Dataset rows
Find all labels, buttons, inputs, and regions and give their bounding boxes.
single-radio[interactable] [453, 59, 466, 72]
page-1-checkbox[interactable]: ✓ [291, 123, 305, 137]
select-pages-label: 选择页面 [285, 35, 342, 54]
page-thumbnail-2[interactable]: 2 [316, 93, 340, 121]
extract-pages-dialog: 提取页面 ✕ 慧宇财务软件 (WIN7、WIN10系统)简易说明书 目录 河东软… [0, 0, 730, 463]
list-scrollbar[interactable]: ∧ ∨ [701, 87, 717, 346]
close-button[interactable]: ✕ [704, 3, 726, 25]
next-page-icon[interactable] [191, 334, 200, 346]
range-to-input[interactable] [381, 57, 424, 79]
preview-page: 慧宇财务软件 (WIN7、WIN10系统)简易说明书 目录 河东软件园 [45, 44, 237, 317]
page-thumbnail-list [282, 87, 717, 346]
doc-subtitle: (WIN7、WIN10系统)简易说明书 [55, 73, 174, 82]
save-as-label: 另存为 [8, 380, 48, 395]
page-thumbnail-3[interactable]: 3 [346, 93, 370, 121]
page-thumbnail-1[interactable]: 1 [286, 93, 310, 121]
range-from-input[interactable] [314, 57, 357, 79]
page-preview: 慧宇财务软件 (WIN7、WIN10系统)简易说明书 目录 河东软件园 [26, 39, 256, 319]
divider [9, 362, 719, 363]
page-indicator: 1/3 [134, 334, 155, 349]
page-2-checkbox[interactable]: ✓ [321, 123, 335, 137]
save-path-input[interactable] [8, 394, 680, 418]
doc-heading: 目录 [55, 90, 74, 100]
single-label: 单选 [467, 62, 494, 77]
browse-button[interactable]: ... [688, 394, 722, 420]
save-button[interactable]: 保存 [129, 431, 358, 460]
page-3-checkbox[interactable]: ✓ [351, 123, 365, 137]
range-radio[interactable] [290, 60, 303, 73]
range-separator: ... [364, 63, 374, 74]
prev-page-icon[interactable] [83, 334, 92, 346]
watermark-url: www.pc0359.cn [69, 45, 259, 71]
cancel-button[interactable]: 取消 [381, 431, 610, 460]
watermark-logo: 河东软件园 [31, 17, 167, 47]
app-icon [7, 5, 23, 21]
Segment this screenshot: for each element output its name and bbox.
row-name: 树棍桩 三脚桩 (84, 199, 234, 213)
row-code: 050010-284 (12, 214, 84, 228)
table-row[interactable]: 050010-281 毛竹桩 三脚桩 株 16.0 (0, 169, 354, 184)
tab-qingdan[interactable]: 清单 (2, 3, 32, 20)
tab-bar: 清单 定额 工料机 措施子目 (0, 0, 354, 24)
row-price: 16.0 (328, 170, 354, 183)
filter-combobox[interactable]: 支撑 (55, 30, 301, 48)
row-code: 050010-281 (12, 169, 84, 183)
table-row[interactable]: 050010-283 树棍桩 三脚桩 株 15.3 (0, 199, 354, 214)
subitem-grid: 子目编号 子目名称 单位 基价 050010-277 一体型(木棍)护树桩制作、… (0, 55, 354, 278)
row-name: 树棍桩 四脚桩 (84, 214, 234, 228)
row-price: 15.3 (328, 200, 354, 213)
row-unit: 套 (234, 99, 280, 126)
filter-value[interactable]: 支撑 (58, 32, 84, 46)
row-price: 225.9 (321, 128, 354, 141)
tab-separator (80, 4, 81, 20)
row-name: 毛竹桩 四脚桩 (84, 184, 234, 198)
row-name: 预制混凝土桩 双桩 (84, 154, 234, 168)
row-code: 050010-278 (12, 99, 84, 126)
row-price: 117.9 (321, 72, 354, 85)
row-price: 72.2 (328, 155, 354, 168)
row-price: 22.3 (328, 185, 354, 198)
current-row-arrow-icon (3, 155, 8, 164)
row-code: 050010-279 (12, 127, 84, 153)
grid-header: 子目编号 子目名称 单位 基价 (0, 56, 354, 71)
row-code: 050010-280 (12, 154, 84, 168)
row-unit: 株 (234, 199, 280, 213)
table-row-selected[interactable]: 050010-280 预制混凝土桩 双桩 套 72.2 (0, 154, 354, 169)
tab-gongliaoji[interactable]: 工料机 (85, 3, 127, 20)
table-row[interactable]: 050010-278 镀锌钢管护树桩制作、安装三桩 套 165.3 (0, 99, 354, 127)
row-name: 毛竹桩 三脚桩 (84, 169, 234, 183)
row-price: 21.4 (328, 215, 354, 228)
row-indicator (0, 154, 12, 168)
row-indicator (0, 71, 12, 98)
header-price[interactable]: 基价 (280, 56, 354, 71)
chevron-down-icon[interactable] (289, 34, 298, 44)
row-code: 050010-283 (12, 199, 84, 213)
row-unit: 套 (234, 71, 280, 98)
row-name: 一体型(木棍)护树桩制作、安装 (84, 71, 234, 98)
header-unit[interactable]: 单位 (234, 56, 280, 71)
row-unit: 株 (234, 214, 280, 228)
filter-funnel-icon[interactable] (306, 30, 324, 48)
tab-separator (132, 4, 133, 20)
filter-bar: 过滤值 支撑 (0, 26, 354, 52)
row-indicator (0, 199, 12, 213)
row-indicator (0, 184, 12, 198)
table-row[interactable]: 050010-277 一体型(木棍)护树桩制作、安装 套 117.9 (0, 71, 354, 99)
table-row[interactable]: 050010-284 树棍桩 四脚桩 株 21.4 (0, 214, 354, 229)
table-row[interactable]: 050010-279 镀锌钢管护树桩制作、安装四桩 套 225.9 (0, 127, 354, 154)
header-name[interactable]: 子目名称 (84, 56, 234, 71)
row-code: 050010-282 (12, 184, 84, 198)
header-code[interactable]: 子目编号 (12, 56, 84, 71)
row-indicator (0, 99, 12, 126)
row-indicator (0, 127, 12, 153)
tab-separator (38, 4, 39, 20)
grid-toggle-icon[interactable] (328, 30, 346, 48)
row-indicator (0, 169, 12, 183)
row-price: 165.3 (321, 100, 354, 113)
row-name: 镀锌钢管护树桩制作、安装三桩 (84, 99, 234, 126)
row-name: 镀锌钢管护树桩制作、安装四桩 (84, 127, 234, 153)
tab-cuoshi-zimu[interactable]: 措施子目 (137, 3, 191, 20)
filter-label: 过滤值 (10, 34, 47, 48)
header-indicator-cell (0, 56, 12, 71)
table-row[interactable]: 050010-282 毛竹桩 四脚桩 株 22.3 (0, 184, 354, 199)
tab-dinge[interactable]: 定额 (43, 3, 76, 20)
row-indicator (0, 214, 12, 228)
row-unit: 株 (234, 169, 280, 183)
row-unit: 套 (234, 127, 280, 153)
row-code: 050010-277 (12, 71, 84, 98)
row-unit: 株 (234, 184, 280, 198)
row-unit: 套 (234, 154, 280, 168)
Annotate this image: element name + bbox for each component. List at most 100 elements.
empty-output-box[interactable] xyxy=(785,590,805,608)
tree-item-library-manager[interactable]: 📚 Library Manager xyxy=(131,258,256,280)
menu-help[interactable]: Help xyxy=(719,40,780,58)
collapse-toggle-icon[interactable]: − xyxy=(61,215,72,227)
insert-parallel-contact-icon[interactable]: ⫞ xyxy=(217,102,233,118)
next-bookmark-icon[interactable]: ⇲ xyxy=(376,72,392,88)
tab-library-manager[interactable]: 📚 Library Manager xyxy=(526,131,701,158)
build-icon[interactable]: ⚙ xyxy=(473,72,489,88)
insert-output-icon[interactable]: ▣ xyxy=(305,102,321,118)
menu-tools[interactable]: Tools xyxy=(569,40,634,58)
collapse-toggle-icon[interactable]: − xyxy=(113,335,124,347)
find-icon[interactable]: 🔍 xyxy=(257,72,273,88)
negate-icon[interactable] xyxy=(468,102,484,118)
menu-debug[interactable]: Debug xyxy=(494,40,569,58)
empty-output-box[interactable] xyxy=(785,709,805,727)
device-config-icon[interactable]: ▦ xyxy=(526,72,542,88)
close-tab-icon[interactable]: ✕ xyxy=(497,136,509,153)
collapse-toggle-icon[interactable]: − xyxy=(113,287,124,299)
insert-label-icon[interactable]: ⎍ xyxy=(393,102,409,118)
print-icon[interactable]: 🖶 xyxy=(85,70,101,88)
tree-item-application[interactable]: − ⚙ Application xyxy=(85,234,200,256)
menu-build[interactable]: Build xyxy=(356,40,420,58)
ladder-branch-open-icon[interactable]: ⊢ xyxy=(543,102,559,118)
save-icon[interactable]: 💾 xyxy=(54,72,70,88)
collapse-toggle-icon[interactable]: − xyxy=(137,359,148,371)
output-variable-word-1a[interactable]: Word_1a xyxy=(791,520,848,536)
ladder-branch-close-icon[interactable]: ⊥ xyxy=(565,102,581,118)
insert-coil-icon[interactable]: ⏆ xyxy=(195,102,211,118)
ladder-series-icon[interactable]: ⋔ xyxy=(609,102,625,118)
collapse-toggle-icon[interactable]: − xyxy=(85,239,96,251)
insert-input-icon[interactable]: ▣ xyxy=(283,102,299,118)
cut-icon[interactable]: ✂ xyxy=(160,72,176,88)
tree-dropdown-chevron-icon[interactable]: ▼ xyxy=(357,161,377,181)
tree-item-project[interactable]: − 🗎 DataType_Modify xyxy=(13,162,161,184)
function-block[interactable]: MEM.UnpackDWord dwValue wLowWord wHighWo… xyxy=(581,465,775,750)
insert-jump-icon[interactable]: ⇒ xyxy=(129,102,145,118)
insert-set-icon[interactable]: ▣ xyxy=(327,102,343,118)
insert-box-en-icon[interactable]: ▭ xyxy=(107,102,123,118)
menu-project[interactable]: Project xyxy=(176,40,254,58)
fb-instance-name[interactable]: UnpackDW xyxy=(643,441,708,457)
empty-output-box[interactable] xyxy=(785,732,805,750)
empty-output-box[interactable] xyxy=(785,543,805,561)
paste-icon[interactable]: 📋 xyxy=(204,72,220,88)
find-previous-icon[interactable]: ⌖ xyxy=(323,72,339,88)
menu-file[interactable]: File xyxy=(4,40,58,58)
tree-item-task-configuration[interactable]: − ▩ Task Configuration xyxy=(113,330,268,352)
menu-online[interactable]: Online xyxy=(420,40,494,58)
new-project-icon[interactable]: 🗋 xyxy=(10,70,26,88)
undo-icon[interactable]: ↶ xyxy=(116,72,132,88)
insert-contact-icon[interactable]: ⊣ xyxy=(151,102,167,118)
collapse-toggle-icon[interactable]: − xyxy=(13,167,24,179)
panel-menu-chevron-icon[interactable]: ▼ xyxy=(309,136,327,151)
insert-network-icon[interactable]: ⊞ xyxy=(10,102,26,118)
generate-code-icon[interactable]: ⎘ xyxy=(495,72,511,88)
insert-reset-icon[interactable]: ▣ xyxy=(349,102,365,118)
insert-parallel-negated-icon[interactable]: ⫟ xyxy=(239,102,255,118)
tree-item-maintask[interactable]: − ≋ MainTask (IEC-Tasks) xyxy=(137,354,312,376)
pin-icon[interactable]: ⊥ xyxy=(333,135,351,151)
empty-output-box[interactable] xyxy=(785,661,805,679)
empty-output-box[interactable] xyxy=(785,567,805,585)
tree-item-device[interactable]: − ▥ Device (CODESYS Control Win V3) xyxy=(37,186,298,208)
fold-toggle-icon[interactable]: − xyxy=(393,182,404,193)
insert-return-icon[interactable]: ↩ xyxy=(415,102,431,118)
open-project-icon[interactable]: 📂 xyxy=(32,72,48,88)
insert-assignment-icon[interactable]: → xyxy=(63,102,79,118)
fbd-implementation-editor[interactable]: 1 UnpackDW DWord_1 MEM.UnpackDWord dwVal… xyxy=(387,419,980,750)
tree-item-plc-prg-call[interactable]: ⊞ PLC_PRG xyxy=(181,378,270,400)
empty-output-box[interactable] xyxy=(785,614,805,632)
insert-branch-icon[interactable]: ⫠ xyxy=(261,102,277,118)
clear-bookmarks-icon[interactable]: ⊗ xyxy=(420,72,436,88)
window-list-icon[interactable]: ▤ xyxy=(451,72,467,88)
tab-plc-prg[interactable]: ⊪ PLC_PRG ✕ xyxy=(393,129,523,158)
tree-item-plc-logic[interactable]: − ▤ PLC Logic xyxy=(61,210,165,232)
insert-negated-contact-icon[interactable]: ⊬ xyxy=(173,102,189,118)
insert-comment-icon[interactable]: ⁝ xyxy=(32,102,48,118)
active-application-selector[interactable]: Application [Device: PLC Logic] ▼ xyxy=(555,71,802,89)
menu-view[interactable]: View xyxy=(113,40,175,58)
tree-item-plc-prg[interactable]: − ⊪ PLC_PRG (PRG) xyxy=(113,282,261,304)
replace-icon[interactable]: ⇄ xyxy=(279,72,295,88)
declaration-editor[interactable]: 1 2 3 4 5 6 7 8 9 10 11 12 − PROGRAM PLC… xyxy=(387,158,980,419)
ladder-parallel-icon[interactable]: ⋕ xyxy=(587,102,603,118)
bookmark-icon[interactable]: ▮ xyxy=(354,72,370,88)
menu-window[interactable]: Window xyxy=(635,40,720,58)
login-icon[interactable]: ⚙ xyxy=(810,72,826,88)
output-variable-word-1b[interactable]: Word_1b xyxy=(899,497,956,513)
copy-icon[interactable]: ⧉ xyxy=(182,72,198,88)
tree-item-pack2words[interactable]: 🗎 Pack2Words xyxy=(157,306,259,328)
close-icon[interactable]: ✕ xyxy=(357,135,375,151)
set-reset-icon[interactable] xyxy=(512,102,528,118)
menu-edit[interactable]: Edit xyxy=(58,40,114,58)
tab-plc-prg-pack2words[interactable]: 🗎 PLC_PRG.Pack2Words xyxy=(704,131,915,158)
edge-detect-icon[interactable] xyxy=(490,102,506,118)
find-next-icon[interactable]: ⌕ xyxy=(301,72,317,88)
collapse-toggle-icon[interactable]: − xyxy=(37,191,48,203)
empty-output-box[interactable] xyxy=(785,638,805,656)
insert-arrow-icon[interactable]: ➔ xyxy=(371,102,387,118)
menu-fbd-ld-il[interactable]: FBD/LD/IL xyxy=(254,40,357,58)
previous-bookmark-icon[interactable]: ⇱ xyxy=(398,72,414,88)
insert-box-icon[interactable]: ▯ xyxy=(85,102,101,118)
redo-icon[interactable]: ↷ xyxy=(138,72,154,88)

WHAT TO WORK ON:
Write out the stretch of items from the start through the line containing "app-icon [7, 5, 23, 21]", both ends included, with each line reproduced exactly.

SOLUTION FOR THIS TASK:
Find all labels, buttons, inputs, and regions and give their bounding boxes.
single-radio[interactable] [453, 59, 466, 72]
page-1-checkbox[interactable]: ✓ [291, 123, 305, 137]
select-pages-label: 选择页面 [285, 35, 342, 54]
page-thumbnail-2[interactable]: 2 [316, 93, 340, 121]
extract-pages-dialog: 提取页面 ✕ 慧宇财务软件 (WIN7、WIN10系统)简易说明书 目录 河东软… [0, 0, 730, 463]
list-scrollbar[interactable]: ∧ ∨ [701, 87, 717, 346]
close-button[interactable]: ✕ [704, 3, 726, 25]
next-page-icon[interactable] [191, 334, 200, 346]
range-to-input[interactable] [381, 57, 424, 79]
preview-page: 慧宇财务软件 (WIN7、WIN10系统)简易说明书 目录 河东软件园 [45, 44, 237, 317]
page-thumbnail-list [282, 87, 717, 346]
doc-subtitle: (WIN7、WIN10系统)简易说明书 [55, 73, 174, 82]
save-as-label: 另存为 [8, 380, 48, 395]
page-thumbnail-3[interactable]: 3 [346, 93, 370, 121]
page-thumbnail-1[interactable]: 1 [286, 93, 310, 121]
range-from-input[interactable] [314, 57, 357, 79]
page-preview: 慧宇财务软件 (WIN7、WIN10系统)简易说明书 目录 河东软件园 [26, 39, 256, 319]
divider [9, 362, 719, 363]
page-indicator: 1/3 [134, 334, 155, 349]
page-2-checkbox[interactable]: ✓ [321, 123, 335, 137]
save-path-input[interactable] [8, 394, 680, 418]
doc-heading: 目录 [55, 90, 74, 100]
single-label: 单选 [467, 62, 494, 77]
browse-button[interactable]: ... [688, 394, 722, 420]
save-button[interactable]: 保存 [129, 431, 358, 460]
page-3-checkbox[interactable]: ✓ [351, 123, 365, 137]
range-radio[interactable] [290, 60, 303, 73]
range-separator: ... [364, 63, 374, 74]
prev-page-icon[interactable] [83, 334, 92, 346]
watermark-url: www.pc0359.cn [69, 45, 259, 71]
cancel-button[interactable]: 取消 [381, 431, 610, 460]
watermark-logo: 河东软件园 [31, 17, 167, 47]
app-icon [7, 5, 23, 21]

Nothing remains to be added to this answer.